▸ Prompt: Spot every line with the word "were" and return it.

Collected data

**********

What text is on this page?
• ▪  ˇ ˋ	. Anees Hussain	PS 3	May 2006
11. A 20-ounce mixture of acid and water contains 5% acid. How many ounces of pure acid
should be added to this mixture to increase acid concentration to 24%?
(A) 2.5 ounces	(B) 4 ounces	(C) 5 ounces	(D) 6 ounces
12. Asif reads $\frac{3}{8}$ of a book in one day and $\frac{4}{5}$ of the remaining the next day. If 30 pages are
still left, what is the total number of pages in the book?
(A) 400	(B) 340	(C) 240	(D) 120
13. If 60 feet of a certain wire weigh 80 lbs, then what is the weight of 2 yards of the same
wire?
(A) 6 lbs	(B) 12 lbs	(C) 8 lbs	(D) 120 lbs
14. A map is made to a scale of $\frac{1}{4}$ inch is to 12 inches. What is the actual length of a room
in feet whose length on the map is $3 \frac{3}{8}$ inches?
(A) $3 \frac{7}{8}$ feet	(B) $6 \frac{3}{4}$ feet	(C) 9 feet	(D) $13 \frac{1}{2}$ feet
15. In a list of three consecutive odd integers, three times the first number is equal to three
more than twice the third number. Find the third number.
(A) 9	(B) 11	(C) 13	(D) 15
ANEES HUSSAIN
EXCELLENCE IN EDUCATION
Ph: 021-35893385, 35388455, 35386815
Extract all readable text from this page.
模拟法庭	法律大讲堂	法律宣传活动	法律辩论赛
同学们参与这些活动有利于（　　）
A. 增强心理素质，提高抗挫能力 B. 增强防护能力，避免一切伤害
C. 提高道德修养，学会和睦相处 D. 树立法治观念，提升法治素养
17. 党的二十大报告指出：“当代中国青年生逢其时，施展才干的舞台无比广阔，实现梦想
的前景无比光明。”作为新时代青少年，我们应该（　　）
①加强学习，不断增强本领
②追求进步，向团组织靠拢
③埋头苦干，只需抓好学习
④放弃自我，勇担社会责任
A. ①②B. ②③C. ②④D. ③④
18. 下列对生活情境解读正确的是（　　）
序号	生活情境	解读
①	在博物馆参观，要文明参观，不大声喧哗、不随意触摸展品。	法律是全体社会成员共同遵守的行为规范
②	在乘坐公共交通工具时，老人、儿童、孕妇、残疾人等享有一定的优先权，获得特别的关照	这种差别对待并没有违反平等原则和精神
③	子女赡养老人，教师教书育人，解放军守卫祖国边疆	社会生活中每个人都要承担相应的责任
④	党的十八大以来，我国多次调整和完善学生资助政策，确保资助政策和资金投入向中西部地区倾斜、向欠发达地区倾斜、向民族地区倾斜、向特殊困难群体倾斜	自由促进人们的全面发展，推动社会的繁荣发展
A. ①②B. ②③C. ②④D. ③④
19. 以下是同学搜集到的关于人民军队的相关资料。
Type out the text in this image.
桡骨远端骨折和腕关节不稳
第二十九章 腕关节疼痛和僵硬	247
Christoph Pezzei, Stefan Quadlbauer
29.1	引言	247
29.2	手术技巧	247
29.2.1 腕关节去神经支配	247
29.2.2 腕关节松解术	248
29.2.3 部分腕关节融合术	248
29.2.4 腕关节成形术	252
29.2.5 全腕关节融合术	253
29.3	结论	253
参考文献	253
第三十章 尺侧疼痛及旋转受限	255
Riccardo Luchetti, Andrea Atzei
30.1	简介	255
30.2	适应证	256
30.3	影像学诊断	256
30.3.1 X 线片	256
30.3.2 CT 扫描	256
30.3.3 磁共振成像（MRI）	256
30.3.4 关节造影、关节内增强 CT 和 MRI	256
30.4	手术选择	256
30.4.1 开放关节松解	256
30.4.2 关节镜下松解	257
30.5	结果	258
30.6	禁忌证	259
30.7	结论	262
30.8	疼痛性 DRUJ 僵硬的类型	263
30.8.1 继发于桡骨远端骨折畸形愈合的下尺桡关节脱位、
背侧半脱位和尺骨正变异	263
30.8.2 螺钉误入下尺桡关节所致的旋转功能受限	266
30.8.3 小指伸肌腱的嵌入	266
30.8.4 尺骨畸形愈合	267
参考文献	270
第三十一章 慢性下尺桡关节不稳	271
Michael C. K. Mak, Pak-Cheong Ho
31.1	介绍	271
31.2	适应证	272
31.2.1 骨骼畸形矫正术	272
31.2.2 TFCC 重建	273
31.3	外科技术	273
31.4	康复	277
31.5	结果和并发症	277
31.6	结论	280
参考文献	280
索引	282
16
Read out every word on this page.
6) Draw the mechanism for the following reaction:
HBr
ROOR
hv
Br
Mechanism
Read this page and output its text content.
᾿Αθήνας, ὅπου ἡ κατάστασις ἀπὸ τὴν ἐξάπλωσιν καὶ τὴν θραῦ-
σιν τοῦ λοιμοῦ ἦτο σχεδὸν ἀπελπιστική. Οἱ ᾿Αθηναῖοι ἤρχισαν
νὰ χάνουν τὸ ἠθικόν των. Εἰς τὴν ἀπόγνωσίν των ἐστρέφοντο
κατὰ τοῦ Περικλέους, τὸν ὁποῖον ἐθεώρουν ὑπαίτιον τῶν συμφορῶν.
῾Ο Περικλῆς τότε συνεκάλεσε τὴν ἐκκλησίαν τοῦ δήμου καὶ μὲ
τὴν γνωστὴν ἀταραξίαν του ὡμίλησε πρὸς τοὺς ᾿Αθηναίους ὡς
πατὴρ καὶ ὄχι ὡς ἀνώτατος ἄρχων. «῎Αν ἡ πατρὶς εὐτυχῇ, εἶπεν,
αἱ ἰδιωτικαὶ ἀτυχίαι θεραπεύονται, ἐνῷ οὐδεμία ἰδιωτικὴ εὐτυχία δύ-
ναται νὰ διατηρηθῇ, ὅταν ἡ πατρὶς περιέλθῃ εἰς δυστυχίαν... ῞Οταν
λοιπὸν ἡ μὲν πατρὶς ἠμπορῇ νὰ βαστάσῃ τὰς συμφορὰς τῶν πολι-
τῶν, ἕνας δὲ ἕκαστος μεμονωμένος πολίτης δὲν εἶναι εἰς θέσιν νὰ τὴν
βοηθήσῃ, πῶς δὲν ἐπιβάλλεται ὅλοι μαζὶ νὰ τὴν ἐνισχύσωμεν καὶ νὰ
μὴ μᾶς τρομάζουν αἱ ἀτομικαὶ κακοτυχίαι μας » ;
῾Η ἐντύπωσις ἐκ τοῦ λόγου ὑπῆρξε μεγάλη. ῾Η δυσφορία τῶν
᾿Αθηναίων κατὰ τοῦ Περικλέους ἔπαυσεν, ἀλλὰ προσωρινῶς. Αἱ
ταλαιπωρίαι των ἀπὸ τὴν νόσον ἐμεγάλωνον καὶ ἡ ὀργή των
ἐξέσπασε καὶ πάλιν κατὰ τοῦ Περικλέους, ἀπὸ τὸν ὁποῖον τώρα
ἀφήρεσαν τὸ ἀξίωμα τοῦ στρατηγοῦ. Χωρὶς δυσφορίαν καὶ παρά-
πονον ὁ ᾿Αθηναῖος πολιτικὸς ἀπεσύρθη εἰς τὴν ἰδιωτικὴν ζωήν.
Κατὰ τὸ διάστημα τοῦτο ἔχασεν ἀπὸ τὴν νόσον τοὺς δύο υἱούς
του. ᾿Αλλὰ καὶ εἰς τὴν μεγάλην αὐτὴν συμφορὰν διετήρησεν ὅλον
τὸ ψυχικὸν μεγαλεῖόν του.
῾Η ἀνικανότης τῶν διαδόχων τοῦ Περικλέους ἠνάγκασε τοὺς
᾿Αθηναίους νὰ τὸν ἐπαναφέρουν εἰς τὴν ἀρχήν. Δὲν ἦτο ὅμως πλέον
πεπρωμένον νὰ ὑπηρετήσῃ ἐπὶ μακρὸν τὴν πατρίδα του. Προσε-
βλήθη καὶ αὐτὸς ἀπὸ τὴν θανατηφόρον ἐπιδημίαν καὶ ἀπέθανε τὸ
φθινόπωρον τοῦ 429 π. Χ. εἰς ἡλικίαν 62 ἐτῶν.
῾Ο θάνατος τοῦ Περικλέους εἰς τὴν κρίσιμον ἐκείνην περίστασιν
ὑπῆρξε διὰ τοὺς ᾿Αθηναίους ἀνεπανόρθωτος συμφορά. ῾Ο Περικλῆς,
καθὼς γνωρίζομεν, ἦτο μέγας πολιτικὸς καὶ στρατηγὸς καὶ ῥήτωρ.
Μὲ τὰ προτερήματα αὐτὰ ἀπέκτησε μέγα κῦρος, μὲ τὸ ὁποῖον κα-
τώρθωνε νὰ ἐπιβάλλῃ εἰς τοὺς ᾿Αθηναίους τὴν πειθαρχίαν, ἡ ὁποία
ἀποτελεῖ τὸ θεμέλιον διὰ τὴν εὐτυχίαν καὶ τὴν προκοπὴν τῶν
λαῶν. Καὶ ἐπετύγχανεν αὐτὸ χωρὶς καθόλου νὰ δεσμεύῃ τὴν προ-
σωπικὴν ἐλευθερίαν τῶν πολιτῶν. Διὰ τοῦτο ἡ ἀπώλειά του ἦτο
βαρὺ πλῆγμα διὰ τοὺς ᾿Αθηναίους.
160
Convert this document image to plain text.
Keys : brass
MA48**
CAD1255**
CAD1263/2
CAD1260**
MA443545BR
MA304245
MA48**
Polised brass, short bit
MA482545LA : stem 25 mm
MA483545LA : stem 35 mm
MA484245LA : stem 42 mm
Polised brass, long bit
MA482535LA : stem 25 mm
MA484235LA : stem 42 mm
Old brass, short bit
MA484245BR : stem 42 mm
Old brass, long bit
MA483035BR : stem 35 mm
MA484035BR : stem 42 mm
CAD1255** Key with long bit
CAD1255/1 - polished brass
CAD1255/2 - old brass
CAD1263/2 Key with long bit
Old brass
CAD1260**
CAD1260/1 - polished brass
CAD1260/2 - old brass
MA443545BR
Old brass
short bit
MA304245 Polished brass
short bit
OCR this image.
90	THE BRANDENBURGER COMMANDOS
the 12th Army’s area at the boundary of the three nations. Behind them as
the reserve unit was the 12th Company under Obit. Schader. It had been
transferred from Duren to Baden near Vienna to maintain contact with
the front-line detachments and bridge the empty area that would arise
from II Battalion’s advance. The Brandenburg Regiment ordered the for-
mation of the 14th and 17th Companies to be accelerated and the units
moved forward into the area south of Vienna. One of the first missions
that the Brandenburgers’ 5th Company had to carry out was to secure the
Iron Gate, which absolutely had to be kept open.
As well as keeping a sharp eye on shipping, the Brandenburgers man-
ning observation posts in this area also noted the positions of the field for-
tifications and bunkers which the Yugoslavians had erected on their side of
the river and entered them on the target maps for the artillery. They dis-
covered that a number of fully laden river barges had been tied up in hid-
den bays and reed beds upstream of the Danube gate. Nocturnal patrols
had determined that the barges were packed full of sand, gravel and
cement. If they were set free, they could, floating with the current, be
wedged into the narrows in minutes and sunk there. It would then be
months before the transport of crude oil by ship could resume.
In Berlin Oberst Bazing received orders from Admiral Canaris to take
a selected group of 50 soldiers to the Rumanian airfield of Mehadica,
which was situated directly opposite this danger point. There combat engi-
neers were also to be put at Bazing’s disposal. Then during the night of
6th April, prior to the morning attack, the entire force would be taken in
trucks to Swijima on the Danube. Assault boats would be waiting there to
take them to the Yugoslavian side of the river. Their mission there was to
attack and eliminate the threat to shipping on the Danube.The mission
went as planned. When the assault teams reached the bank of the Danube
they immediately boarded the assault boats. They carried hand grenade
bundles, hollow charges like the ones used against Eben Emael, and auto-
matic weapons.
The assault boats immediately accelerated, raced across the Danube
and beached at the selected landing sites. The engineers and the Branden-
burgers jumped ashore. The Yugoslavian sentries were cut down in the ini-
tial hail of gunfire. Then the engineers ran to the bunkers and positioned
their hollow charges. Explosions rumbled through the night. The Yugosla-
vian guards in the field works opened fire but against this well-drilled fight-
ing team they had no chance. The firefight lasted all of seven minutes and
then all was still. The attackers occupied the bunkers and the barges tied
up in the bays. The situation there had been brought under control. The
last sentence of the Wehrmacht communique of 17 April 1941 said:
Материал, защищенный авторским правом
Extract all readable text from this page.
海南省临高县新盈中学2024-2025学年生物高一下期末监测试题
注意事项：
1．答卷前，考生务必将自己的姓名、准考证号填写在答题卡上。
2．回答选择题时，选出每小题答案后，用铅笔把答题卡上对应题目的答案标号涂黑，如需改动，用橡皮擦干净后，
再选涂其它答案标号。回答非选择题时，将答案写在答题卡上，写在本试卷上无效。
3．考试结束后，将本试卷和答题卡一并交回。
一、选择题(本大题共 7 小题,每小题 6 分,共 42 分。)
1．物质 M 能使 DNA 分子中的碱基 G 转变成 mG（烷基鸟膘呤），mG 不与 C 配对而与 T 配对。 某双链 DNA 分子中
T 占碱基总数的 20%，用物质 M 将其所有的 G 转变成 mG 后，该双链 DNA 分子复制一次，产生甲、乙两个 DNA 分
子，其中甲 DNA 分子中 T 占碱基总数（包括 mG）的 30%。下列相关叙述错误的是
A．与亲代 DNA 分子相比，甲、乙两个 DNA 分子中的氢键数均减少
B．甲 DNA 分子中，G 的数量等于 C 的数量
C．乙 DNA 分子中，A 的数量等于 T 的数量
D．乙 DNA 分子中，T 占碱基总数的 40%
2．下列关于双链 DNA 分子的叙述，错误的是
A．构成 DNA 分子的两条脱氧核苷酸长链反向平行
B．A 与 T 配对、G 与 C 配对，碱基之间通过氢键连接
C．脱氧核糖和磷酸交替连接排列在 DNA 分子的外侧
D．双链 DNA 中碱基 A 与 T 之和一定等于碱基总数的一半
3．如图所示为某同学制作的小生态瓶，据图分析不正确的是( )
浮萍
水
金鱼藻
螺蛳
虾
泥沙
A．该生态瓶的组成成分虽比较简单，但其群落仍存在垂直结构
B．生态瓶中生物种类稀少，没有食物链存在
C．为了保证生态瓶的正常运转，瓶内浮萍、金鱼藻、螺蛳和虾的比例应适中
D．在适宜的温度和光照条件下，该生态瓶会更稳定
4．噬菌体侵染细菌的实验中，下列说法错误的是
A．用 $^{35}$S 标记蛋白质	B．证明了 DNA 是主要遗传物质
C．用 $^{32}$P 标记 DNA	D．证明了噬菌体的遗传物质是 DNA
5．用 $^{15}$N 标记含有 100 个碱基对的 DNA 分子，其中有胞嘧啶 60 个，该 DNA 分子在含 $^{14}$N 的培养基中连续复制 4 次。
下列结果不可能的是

**********

▸ Solution below:
had determined that the barges were packed full of sand, gravel and
cement. If they were set free, they could, floating with the current, be
neers were also to be put at Bazing’s disposal. Then during the night of
burgers jumped ashore. The Yugoslavian sentries were cut down in the ini-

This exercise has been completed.